§ YOUR INSTRUCTIONS: Where a line contains the string "veteran", copy that line.

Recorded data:
================================
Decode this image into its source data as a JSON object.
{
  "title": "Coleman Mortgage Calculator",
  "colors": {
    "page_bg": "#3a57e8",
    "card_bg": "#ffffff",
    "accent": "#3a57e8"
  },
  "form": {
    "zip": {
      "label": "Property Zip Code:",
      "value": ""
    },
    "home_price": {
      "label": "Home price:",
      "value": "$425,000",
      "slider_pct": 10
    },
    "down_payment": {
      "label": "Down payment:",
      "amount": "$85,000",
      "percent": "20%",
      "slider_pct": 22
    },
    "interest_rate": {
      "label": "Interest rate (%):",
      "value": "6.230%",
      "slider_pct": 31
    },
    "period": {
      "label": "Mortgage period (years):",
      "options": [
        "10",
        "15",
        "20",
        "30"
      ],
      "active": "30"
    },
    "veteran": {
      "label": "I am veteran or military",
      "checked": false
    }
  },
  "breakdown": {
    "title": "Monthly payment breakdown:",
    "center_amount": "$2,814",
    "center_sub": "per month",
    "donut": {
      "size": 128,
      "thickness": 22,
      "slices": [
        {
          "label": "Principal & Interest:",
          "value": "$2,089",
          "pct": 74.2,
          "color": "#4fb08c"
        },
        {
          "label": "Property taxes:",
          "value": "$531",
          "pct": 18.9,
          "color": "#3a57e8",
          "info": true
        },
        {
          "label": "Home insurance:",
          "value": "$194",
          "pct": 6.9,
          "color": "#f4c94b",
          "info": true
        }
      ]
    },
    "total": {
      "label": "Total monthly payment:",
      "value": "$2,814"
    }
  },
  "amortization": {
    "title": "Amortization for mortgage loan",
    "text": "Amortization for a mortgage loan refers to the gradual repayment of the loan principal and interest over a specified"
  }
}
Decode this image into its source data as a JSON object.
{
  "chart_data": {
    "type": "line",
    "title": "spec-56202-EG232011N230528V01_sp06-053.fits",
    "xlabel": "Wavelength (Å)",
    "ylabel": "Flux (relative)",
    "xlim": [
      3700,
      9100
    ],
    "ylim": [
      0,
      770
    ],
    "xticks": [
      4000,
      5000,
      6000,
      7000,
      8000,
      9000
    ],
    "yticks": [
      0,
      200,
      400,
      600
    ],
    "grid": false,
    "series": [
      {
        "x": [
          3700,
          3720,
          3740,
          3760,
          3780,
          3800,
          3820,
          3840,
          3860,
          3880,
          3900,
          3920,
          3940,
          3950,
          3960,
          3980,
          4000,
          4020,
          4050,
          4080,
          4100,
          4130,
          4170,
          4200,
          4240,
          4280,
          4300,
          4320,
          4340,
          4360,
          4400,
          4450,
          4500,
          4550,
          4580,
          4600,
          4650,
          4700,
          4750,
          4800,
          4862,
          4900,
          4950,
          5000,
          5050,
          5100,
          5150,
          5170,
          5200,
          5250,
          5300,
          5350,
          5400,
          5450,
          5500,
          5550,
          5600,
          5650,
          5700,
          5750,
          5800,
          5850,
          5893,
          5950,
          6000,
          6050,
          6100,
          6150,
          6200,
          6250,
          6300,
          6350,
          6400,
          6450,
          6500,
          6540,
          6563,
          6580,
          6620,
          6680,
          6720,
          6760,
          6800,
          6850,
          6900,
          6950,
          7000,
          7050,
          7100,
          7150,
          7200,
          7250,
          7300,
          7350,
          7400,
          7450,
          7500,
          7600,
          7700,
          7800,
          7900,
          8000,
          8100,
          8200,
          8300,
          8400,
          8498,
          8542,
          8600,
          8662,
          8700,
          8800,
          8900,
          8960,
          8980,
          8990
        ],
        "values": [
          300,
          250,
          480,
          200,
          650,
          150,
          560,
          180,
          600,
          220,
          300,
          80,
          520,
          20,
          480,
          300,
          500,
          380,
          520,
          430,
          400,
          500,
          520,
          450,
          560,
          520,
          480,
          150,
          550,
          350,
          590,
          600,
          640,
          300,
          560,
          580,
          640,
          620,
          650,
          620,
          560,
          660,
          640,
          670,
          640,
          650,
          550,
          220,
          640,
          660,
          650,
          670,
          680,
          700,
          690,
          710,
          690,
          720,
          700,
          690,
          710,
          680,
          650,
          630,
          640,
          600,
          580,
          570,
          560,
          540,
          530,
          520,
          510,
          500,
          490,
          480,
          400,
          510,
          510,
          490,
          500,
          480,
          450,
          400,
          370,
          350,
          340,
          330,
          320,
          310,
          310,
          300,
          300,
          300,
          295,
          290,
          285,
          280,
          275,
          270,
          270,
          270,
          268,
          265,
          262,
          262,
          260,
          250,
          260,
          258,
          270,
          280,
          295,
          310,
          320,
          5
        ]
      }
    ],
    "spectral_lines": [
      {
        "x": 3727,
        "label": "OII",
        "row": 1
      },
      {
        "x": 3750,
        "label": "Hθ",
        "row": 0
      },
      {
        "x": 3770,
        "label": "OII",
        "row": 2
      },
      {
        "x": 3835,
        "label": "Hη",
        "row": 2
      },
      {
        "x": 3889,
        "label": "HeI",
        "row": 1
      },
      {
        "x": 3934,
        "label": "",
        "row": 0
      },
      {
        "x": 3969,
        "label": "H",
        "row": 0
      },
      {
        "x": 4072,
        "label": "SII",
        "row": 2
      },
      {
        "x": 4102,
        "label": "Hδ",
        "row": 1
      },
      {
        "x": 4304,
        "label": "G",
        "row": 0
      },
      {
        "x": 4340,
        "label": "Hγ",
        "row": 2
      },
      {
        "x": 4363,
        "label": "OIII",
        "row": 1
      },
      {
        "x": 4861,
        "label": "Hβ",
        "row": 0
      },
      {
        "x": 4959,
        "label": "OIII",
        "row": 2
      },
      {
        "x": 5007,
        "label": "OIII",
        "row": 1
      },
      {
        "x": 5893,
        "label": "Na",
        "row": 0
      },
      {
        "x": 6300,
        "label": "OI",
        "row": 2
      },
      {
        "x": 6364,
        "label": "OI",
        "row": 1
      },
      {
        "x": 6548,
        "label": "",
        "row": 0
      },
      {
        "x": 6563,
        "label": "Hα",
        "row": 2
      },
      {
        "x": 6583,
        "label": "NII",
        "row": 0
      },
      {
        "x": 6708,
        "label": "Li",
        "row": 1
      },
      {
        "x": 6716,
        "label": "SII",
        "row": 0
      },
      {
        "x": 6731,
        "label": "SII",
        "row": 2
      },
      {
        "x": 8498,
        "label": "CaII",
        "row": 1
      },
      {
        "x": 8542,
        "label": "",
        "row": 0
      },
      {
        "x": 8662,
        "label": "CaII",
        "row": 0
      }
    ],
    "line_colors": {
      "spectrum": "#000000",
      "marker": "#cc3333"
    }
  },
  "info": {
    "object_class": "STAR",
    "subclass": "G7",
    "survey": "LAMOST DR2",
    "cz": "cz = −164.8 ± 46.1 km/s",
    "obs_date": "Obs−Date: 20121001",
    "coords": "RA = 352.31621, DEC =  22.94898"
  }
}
================================
§ ANSWER TO THIS EXERCISE:
    "veteran": {
      "label": "I am veteran or military",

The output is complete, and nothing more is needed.